╭─ ОТРЫВОК ТЕКСТА
Засим позвольте вас, действующие лица, представить друг другу. Слева – госпожа профессор и примкнувший к ней рецензент «Литературной газеты». Справа – бедняжка, с которой придется расстаться. Кобыла Дантеса. По кличке «Супруга». Примите, господа, наилучшие пожелания от гвардейской кобылы. Судите сами – насколько были уместны ваши догадки о том, что Дантес ее покинул ради другой дамы.
10 февраля 1997Уравнение с тремя неизвестными
Пушкин – поэт. А что означает для Пушкина – поэт?
В лицейском дневнике он сделал запись о том, что прочел «Жизнь Вольтера». В биографическом очерке, написанном Кондорсе, мог ли юноша-поэт оставить без внимания самое поучительное место?
Там говорилось примерно следующее: для того, чтоб стать большим поэтом, недостаточно быть просто поэтом. Надо обладать знанием истории, надо постигнуть философию на высшем уровне своего времени.
Вряд ли знакомо даже самым начитанным собирателям пушкинианы высказывание Кондорсе. А ведь по сути это наставление могло бы стать путеводной звездой для всех, кому дорого творчество Пушкина.
Да что там Кондорсе? Стараются обойтись без столь же основополагающего высказывания самого поэта:
«…По крайней мере я по совести исполнил долг историка: изыскивал истину с усердием и излагал ее без криводушия, не стараясь льстить ни Силе, ни модному образу мыслей». (Записано в декабре 1833 года, но не отослано Бенкендорфу, дабы не дразнить гусей).
Почему же это стержневое определение как бы в упор не видят? Не потому ли, в частности, что оно дает правильный угол зрения на роль и место Десятой главы?
Что же у нас есть взамен? Груда лишенных основания биографических легенд. Вереница упражнений на дежурную тему: какой Пушкин нам сейчас нужен?
Конечно же, Пушкин был сложнее и умнее юбилейно-конъюнктурных напраслин. Но гордый и независимый Пушкин, его приверженность к личной и к творческой свободе, политическое противостояние властям – до чего же это всё оказывалось некстати в любые годы двадцатого века.
Пожалуй, скоро останется лишь один писатель, наглухо закрытый россказнями о полнейшей его изученности, и тем самым недозволенный, недоступный для истинного постижения.
Случалось, что пушкинисты прошлого века в сердцах упрекали друг друга в «умышленном непрочтении». Подобных маленьких хитростей хватает и ныне. Боязнь попасть в расхождение с видами начальства вколочена насильственно, в буквальном смысле намертво.
Разумеется, не все уцелевшие пушкинисты спешили согрешить услужливостью, иначе говоря – криводушием. Если и ошибались, то по несравненно более достойной причине. Отягощенные обширными познаниями, они иной раз теряли из виду движение пушкинской мысли. Нечто подобное, видимо, произошло с одним из пушкинских текстов, который пребывает в числе неразгаданных, непонятых.
Поводом для противоположных толкований явился лист бумаги, на обеих сторонах которого Александр Пушкин, как полагают – осенью 1830 года, набросал стихотворные строки.
Стихи, написанные на лицевой стороне, и написанные на стороне оборотной печатали по отдельности, как два разных наброска.
╰─
## ЧТО СДЕЛАТЬ
- A) Перепишите отрывок текста о Пушкине между «Засим позвольте вас, действующие» и «самое поучительное место?» включительно, заменив «Литературной газеты» на «Нового мира».
- B) Когда, по мнению, приведённому в тексте о Пушкине, поэт набросал стихотворные строки на обеих сторонах листа бумаги?
╭─ СОХРАНЁННЫЕ ЗАПИСИ
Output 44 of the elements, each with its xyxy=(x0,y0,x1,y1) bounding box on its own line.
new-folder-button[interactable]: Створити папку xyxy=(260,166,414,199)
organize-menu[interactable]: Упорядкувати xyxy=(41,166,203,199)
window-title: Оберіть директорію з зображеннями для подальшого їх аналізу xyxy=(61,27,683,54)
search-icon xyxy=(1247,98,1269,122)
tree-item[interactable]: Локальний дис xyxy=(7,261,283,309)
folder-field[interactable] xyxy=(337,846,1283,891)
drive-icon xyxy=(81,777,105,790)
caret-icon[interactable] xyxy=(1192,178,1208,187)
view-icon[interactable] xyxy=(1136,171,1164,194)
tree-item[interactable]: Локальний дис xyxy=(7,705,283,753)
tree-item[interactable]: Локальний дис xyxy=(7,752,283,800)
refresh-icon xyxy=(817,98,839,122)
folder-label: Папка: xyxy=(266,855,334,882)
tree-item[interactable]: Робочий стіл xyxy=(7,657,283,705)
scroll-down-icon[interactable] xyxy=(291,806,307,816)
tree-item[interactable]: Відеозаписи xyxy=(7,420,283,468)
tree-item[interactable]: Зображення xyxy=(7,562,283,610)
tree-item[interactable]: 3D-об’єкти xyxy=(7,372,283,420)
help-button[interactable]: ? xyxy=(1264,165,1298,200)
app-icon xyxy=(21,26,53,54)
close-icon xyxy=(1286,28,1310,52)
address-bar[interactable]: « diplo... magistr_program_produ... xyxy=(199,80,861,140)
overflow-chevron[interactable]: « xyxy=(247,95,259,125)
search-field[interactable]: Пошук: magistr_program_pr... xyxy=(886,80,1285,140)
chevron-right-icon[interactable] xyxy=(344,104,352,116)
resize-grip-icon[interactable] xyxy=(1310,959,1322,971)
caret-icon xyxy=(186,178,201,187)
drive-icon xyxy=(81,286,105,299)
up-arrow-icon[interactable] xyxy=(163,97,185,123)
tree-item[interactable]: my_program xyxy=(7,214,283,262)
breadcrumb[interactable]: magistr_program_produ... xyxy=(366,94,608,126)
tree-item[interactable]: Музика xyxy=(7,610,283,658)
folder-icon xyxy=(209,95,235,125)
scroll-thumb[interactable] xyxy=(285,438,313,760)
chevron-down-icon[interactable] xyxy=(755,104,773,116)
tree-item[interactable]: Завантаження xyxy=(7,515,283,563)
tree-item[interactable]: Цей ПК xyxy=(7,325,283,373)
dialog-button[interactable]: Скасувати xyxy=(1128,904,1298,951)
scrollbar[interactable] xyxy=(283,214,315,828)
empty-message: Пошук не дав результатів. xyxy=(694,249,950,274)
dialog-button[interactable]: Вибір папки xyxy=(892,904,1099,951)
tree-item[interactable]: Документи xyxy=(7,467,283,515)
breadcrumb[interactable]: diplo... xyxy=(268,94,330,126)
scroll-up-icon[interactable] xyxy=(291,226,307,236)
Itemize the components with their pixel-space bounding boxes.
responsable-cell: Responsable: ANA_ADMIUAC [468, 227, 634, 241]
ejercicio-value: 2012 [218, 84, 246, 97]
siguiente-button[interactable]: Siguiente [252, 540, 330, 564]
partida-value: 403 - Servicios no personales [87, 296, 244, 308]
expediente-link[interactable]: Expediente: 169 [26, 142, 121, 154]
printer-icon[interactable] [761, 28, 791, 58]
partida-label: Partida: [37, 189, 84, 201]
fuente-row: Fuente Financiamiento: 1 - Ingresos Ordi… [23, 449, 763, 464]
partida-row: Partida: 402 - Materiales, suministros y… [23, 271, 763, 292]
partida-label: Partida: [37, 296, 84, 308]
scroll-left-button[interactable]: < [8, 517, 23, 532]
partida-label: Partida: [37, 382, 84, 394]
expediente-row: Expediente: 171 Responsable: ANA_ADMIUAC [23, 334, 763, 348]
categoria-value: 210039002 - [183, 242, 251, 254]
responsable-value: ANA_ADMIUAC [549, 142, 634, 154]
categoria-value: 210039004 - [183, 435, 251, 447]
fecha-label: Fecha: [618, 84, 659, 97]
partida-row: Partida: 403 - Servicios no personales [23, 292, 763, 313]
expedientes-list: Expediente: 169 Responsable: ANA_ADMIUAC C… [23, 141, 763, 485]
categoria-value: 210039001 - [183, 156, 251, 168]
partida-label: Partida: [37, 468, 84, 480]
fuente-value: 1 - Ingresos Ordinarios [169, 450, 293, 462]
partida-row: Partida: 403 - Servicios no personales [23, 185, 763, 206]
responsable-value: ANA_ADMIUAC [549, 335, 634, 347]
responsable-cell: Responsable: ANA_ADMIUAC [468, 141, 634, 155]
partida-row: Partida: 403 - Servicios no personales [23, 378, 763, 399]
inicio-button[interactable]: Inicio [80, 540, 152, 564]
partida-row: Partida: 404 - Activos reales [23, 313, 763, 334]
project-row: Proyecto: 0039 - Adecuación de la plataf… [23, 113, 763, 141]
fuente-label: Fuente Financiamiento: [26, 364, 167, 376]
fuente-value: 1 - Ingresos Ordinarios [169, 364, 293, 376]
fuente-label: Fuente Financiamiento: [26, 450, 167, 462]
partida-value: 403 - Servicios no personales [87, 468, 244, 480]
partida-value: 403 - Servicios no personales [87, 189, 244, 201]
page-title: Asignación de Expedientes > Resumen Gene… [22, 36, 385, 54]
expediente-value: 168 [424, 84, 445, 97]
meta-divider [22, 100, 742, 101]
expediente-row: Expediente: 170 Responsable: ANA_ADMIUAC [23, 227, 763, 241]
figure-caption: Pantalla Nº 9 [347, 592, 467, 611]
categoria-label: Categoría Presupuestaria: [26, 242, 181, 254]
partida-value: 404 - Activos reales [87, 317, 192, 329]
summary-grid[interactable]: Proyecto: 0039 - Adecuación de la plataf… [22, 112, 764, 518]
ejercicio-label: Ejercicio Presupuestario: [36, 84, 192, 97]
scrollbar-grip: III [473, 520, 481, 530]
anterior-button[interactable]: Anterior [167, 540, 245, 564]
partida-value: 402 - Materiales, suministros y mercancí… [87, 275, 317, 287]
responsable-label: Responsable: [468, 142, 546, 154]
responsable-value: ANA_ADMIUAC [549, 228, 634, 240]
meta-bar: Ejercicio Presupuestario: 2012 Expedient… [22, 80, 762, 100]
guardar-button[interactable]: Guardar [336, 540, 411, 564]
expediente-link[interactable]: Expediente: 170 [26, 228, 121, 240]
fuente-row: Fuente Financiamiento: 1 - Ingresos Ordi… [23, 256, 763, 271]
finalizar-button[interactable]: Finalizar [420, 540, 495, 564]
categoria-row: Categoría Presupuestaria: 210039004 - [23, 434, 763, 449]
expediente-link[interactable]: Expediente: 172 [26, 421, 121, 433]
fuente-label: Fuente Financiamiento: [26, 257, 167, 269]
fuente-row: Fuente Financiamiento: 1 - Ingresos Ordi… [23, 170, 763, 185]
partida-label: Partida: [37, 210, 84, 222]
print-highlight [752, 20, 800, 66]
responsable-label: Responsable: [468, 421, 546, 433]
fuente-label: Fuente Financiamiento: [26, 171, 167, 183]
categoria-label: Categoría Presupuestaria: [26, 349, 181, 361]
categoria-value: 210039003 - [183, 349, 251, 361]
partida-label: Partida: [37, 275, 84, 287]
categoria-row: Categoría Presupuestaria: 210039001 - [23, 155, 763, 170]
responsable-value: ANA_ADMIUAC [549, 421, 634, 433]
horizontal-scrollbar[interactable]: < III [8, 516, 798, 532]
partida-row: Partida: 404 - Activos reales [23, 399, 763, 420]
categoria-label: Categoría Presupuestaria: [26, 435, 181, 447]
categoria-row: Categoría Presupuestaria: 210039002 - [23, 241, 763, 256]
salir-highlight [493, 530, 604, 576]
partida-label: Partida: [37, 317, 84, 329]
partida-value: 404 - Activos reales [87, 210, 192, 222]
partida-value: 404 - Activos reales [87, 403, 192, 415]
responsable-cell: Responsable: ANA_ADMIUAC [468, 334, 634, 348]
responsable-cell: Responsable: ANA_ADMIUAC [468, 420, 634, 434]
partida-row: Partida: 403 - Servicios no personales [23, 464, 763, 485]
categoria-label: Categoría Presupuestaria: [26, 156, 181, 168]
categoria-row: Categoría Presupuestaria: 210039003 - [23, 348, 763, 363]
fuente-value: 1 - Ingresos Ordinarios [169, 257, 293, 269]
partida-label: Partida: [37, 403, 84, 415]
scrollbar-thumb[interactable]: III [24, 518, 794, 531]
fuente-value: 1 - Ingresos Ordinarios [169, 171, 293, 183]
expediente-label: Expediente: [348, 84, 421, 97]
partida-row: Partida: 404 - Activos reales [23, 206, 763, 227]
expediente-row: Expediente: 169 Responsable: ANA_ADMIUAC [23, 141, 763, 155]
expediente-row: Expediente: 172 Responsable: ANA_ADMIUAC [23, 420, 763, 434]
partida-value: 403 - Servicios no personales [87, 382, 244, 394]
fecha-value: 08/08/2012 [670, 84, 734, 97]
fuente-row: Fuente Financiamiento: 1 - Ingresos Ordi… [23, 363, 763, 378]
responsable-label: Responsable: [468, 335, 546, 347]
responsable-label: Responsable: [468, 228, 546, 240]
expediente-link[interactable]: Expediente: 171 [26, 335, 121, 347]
╰─
## РЕШЕНИЯ ЗАДАЧ
- A)
Засим позвольте вас, действующие лица, представить друг другу. Слева – госпожа профессор и примкнувший к ней рецензент «Нового мира». Справа – бедняжка, с которой придется расстаться. Кобыла Дантеса. По кличке «Супруга». Примите, господа, наилучшие пожелания от гвардейской кобылы. Судите сами – насколько были уместны ваши догадки о том, что Дантес ее покинул ради другой дамы.
10 февраля 1997Уравнение с тремя неизвестными
Пушкин – поэт. А что означает для Пушкина – поэт?
В лицейском дневнике он сделал запись о том, что прочел «Жизнь Вольтера». В биографическом очерке, написанном Кондорсе, мог ли юноша-поэт оставить без внимания самое поучительное место?

- B) Осенью 1830 года.